What is expected
Skip any picture you find and retype all the remaining lines exactly.

........

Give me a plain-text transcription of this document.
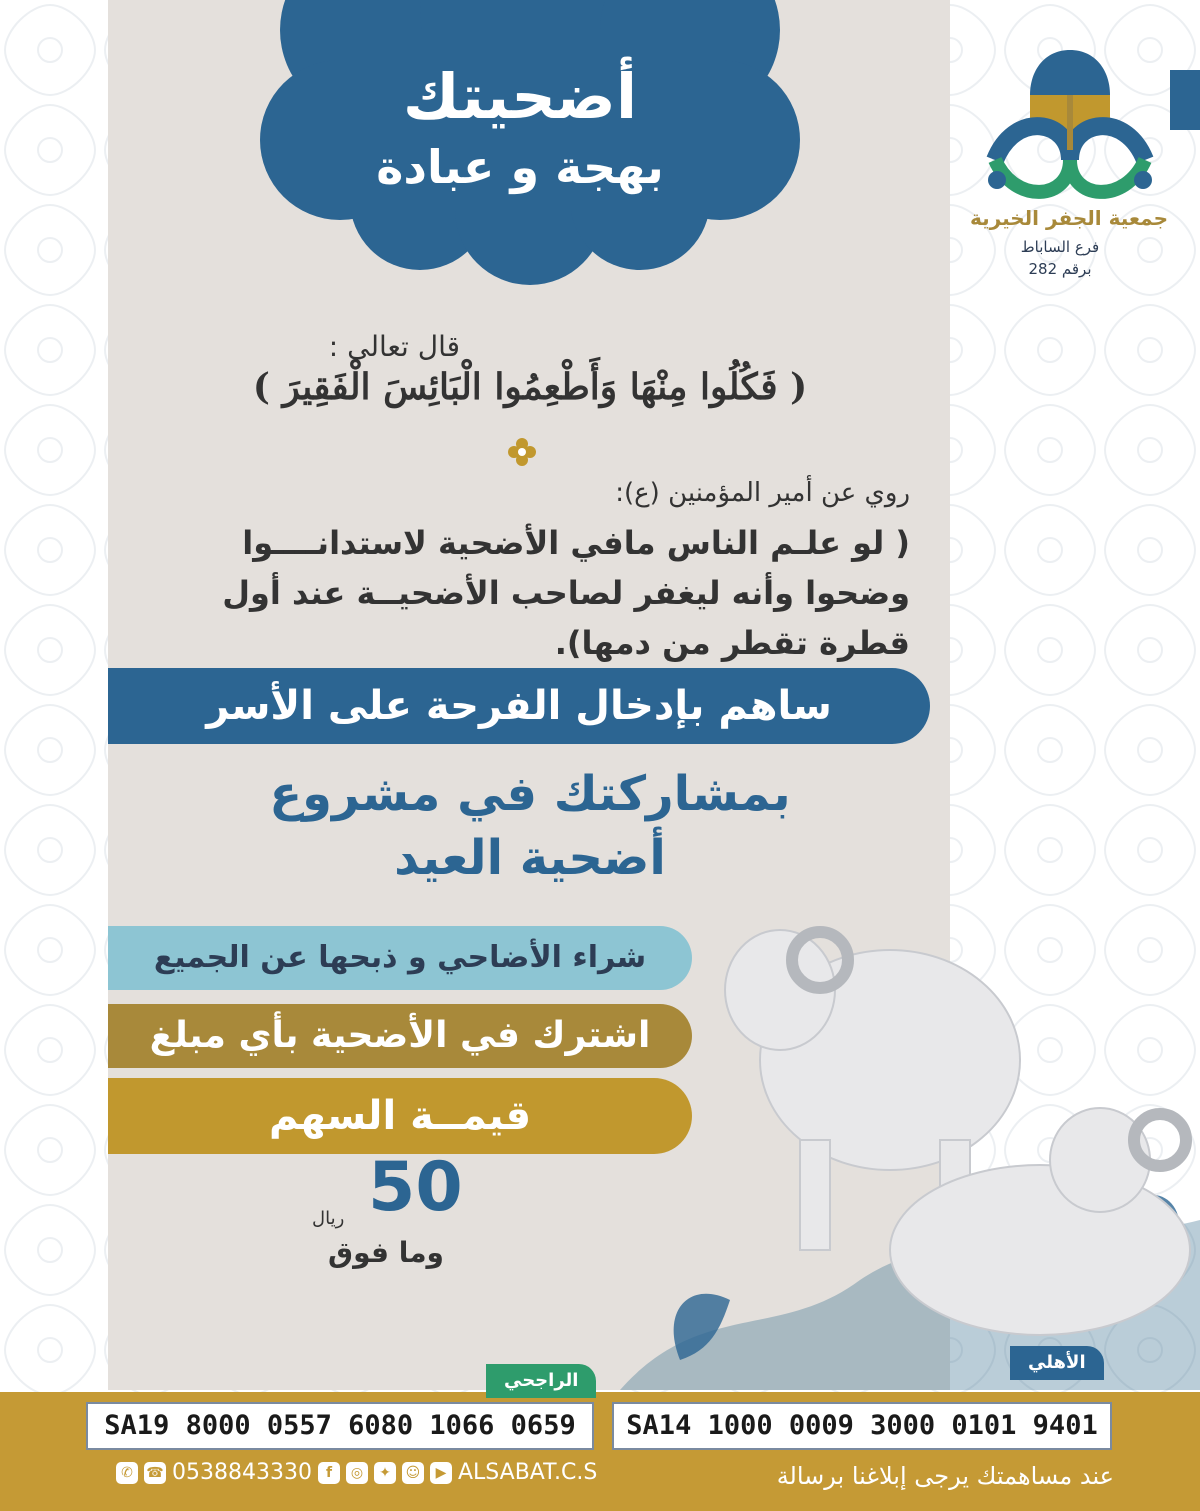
أضحيتك
بهجة و عبادة
جمعية الجفر الخيرية
فرع الساباط
برقم 282
قال تعالى :
( فَكُلُوا مِنْهَا وَأَطْعِمُوا الْبَائِسَ الْفَقِيرَ )
روي عن أمير المؤمنين (ع):
( لو علـم الناس مافي الأضحية لاستدانــــوا
وضحوا وأنه ليغفر لصاحب الأضحيــة عند أول
قطرة تقطر من دمها).
ساهم بإدخال الفرحة على الأسر
بمشاركتك في مشروع
أضحية العيد
شراء الأضاحي و ذبحها عن الجميع
اشترك في الأضحية بأي مبلغ
قيمــة السهم
50
ريال
وما فوق
الراجحي
الأهلي
SA19 8000 0557 6080 1066 0659	SA14 1000 0009 3000 0101 9401
✆ ☎ 0538843330 f	◎	✦	☺	▶ ALSABAT.C.S	عند مساهمتك يرجى إبلاغنا برسالة
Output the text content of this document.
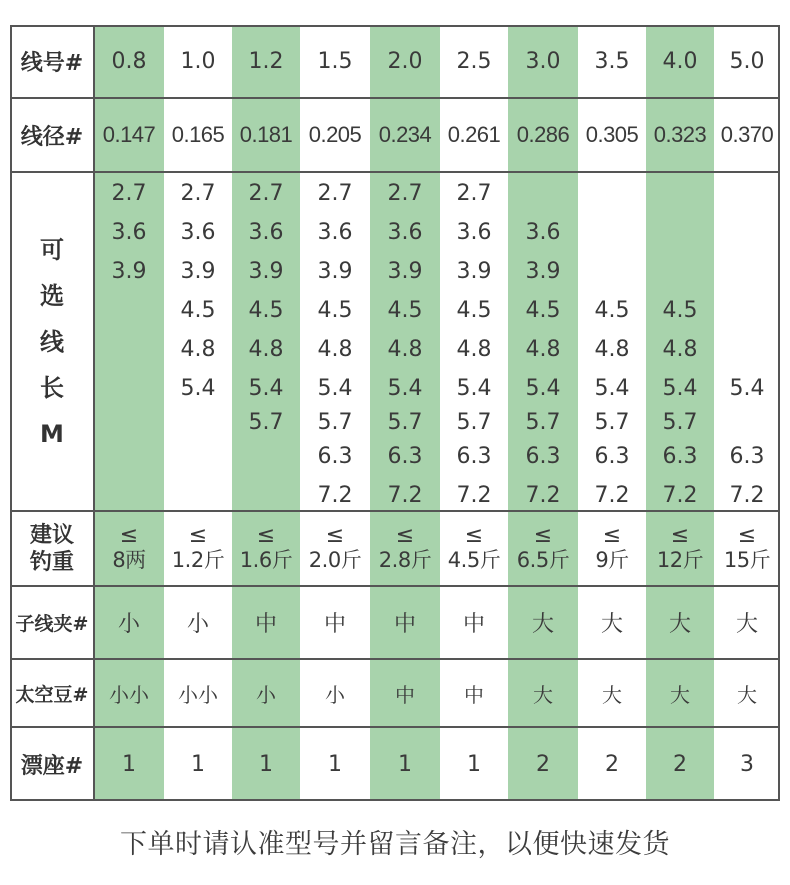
线号#
线径#
可
选
线
长
M
建议
钓重
子线夹#
太空豆#
漂座#
0.8
0.147
2.7
3.6
3.9
≤
8两
小
小小
1
1.0
0.165
2.7
3.6
3.9
4.5
4.8
5.4
≤
1.2斤
小
小小
1
1.2
0.181
2.7
3.6
3.9
4.5
4.8
5.4
5.7
≤
1.6斤
中
小
1
1.5
0.205
2.7
3.6
3.9
4.5
4.8
5.4
5.7
6.3
7.2
≤
2.0斤
中
小
1
2.0
0.234
2.7
3.6
3.9
4.5
4.8
5.4
5.7
6.3
7.2
≤
2.8斤
中
中
1
2.5
0.261
2.7
3.6
3.9
4.5
4.8
5.4
5.7
6.3
7.2
≤
4.5斤
中
中
1
3.0
0.286
3.6
3.9
4.5
4.8
5.4
5.7
6.3
7.2
≤
6.5斤
大
大
2
3.5
0.305
4.5
4.8
5.4
5.7
6.3
7.2
≤
9斤
大
大
2
4.0
0.323
4.5
4.8
5.4
5.7
6.3
7.2
≤
12斤
大
大
2
5.0
0.370
5.4
6.3
7.2
≤
15斤
大
大
3
下单时请认准型号并留言备注，以便快速发货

........

Task solution
Give me a plain-text transcription of this document.
أضحيتك
بهجة و عبادة
جمعية الجفر الخيرية
فرع الساباط
برقم 282
قال تعالى :
( فَكُلُوا مِنْهَا وَأَطْعِمُوا الْبَائِسَ الْفَقِيرَ )
روي عن أمير المؤمنين (ع):
( لو علـم الناس مافي الأضحية لاستدانــــوا
وضحوا وأنه ليغفر لصاحب الأضحيــة عند أول
قطرة تقطر من دمها).
ساهم بإدخال الفرحة على الأسر
بمشاركتك في مشروع
أضحية العيد
شراء الأضاحي و ذبحها عن الجميع
اشترك في الأضحية بأي مبلغ
قيمــة السهم
50
ريال
وما فوق
الراجحي
الأهلي
SA19 8000 0557 6080 1066 0659	SA14 1000 0009 3000 0101 9401
✆ ☎ 0538843330 f	◎	✦	☺	▶ ALSABAT.C.S	عند مساهمتك يرجى إبلاغنا برسالة
Output the text content of this document.
线号#
线径#
可
选
线
长
M
建议
钓重
子线夹#
太空豆#
漂座#
0.8
0.147
2.7
3.6
3.9
≤
8两
小
小小
1
1.0
0.165
2.7
3.6
3.9
4.5
4.8
5.4
≤
1.2斤
小
小小
1
1.2
0.181
2.7
3.6
3.9
4.5
4.8
5.4
5.7
≤
1.6斤
中
小
1
1.5
0.205
2.7
3.6
3.9
4.5
4.8
5.4
5.7
6.3
7.2
≤
2.0斤
中
小
1
2.0
0.234
2.7
3.6
3.9
4.5
4.8
5.4
5.7
6.3
7.2
≤
2.8斤
中
中
1
2.5
0.261
2.7
3.6
3.9
4.5
4.8
5.4
5.7
6.3
7.2
≤
4.5斤
中
中
1
3.0
0.286
3.6
3.9
4.5
4.8
5.4
5.7
6.3
7.2
≤
6.5斤
大
大
2
3.5
0.305
4.5
4.8
5.4
5.7
6.3
7.2
≤
9斤
大
大
2
4.0
0.323
4.5
4.8
5.4
5.7
6.3
7.2
≤
12斤
大
大
2
5.0
0.370
5.4
6.3
7.2
≤
15斤
大
大
3
下单时请认准型号并留言备注，以便快速发货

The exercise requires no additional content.